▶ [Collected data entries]
──────────
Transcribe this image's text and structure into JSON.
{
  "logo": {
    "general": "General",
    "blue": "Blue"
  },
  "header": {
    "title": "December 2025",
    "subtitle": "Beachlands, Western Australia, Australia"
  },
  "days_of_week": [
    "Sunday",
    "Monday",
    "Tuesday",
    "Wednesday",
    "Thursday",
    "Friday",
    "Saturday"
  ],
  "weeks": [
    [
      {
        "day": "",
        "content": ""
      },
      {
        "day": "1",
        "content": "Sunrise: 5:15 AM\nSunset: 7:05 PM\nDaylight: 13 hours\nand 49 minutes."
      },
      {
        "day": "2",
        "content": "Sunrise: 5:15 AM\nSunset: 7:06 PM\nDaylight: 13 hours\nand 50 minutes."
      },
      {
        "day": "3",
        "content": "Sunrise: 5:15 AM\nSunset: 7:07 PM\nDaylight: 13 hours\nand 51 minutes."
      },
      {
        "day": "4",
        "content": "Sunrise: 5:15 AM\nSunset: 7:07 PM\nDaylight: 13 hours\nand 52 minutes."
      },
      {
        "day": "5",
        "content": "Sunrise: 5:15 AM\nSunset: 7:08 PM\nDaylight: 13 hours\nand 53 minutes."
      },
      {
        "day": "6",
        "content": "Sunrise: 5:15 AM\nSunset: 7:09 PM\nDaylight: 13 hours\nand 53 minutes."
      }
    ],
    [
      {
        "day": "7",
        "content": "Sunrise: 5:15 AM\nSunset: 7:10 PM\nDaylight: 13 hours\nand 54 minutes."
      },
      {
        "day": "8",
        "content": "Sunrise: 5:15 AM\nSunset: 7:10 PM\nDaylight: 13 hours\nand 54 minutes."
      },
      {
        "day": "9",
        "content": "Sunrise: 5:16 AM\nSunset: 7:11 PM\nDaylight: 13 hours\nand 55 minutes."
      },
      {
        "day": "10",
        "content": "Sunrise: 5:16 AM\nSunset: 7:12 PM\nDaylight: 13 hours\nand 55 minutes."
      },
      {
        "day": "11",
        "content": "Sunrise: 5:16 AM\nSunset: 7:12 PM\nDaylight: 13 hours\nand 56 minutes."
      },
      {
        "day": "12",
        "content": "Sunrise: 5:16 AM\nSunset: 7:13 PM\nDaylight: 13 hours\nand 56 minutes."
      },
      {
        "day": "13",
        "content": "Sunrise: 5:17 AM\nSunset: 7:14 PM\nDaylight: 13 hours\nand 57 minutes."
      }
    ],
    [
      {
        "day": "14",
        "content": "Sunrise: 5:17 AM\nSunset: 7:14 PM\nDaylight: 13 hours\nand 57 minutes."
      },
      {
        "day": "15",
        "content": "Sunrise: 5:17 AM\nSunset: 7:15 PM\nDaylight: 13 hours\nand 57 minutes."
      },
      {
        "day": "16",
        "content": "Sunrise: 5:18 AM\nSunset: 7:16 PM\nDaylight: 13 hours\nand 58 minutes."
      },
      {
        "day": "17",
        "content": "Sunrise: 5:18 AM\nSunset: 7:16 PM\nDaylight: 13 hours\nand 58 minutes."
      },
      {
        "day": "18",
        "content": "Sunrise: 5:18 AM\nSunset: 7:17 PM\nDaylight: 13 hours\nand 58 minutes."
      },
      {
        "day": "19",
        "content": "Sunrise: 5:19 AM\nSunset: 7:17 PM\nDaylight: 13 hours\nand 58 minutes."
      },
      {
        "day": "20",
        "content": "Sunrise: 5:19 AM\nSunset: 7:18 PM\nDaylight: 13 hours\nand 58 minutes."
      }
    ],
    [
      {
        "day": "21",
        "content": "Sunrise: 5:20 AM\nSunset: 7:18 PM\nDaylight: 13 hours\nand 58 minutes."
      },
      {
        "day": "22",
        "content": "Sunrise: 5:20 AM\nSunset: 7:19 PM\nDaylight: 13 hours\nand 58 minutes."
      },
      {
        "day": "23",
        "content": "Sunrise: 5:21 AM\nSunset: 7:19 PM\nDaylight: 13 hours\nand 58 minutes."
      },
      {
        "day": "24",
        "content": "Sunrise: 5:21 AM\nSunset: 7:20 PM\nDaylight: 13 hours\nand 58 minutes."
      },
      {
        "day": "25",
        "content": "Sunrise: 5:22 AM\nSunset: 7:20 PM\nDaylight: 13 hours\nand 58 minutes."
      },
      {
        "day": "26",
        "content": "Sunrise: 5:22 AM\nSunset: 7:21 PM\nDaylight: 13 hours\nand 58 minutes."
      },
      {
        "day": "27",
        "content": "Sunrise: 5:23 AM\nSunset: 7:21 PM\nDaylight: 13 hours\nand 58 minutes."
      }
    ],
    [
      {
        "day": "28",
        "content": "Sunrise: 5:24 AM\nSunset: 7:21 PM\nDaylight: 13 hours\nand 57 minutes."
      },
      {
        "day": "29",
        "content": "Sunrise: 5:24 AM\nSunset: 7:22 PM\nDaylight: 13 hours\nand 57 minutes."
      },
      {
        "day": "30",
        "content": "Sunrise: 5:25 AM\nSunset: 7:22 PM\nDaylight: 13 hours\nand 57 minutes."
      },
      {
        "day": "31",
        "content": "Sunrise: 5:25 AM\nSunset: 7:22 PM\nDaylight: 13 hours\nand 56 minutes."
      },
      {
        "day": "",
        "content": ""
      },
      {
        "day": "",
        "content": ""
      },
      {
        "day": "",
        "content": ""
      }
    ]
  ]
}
──────────
▶ [Stated goal] Give all the records again. Match them exactly.

▶ [Full response]
Transcribe this image's text and structure into JSON.
{
  "logo": {
    "general": "General",
    "blue": "Blue"
  },
  "header": {
    "title": "December 2025",
    "subtitle": "Beachlands, Western Australia, Australia"
  },
  "days_of_week": [
    "Sunday",
    "Monday",
    "Tuesday",
    "Wednesday",
    "Thursday",
    "Friday",
    "Saturday"
  ],
  "weeks": [
    [
      {
        "day": "",
        "content": ""
      },
      {
        "day": "1",
        "content": "Sunrise: 5:15 AM\nSunset: 7:05 PM\nDaylight: 13 hours\nand 49 minutes."
      },
      {
        "day": "2",
        "content": "Sunrise: 5:15 AM\nSunset: 7:06 PM\nDaylight: 13 hours\nand 50 minutes."
      },
      {
        "day": "3",
        "content": "Sunrise: 5:15 AM\nSunset: 7:07 PM\nDaylight: 13 hours\nand 51 minutes."
      },
      {
        "day": "4",
        "content": "Sunrise: 5:15 AM\nSunset: 7:07 PM\nDaylight: 13 hours\nand 52 minutes."
      },
      {
        "day": "5",
        "content": "Sunrise: 5:15 AM\nSunset: 7:08 PM\nDaylight: 13 hours\nand 53 minutes."
      },
      {
        "day": "6",
        "content": "Sunrise: 5:15 AM\nSunset: 7:09 PM\nDaylight: 13 hours\nand 53 minutes."
      }
    ],
    [
      {
        "day": "7",
        "content": "Sunrise: 5:15 AM\nSunset: 7:10 PM\nDaylight: 13 hours\nand 54 minutes."
      },
      {
        "day": "8",
        "content": "Sunrise: 5:15 AM\nSunset: 7:10 PM\nDaylight: 13 hours\nand 54 minutes."
      },
      {
        "day": "9",
        "content": "Sunrise: 5:16 AM\nSunset: 7:11 PM\nDaylight: 13 hours\nand 55 minutes."
      },
      {
        "day": "10",
        "content": "Sunrise: 5:16 AM\nSunset: 7:12 PM\nDaylight: 13 hours\nand 55 minutes."
      },
      {
        "day": "11",
        "content": "Sunrise: 5:16 AM\nSunset: 7:12 PM\nDaylight: 13 hours\nand 56 minutes."
      },
      {
        "day": "12",
        "content": "Sunrise: 5:16 AM\nSunset: 7:13 PM\nDaylight: 13 hours\nand 56 minutes."
      },
      {
        "day": "13",
        "content": "Sunrise: 5:17 AM\nSunset: 7:14 PM\nDaylight: 13 hours\nand 57 minutes."
      }
    ],
    [
      {
        "day": "14",
        "content": "Sunrise: 5:17 AM\nSunset: 7:14 PM\nDaylight: 13 hours\nand 57 minutes."
      },
      {
        "day": "15",
        "content": "Sunrise: 5:17 AM\nSunset: 7:15 PM\nDaylight: 13 hours\nand 57 minutes."
      },
      {
        "day": "16",
        "content": "Sunrise: 5:18 AM\nSunset: 7:16 PM\nDaylight: 13 hours\nand 58 minutes."
      },
      {
        "day": "17",
        "content": "Sunrise: 5:18 AM\nSunset: 7:16 PM\nDaylight: 13 hours\nand 58 minutes."
      },
      {
        "day": "18",
        "content": "Sunrise: 5:18 AM\nSunset: 7:17 PM\nDaylight: 13 hours\nand 58 minutes."
      },
      {
        "day": "19",
        "content": "Sunrise: 5:19 AM\nSunset: 7:17 PM\nDaylight: 13 hours\nand 58 minutes."
      },
      {
        "day": "20",
        "content": "Sunrise: 5:19 AM\nSunset: 7:18 PM\nDaylight: 13 hours\nand 58 minutes."
      }
    ],
    [
      {
        "day": "21",
        "content": "Sunrise: 5:20 AM\nSunset: 7:18 PM\nDaylight: 13 hours\nand 58 minutes."
      },
      {
        "day": "22",
        "content": "Sunrise: 5:20 AM\nSunset: 7:19 PM\nDaylight: 13 hours\nand 58 minutes."
      },
      {
        "day": "23",
        "content": "Sunrise: 5:21 AM\nSunset: 7:19 PM\nDaylight: 13 hours\nand 58 minutes."
      },
      {
        "day": "24",
        "content": "Sunrise: 5:21 AM\nSunset: 7:20 PM\nDaylight: 13 hours\nand 58 minutes."
      },
      {
        "day": "25",
        "content": "Sunrise: 5:22 AM\nSunset: 7:20 PM\nDaylight: 13 hours\nand 58 minutes."
      },
      {
        "day": "26",
        "content": "Sunrise: 5:22 AM\nSunset: 7:21 PM\nDaylight: 13 hours\nand 58 minutes."
      },
      {
        "day": "27",
        "content": "Sunrise: 5:23 AM\nSunset: 7:21 PM\nDaylight: 13 hours\nand 58 minutes."
      }
    ],
    [
      {
        "day": "28",
        "content": "Sunrise: 5:24 AM\nSunset: 7:21 PM\nDaylight: 13 hours\nand 57 minutes."
      },
      {
        "day": "29",
        "content": "Sunrise: 5:24 AM\nSunset: 7:22 PM\nDaylight: 13 hours\nand 57 minutes."
      },
      {
        "day": "30",
        "content": "Sunrise: 5:25 AM\nSunset: 7:22 PM\nDaylight: 13 hours\nand 57 minutes."
      },
      {
        "day": "31",
        "content": "Sunrise: 5:25 AM\nSunset: 7:22 PM\nDaylight: 13 hours\nand 56 minutes."
      },
      {
        "day": "",
        "content": ""
      },
      {
        "day": "",
        "content": ""
      },
      {
        "day": "",
        "content": ""
      }
    ]
  ]
}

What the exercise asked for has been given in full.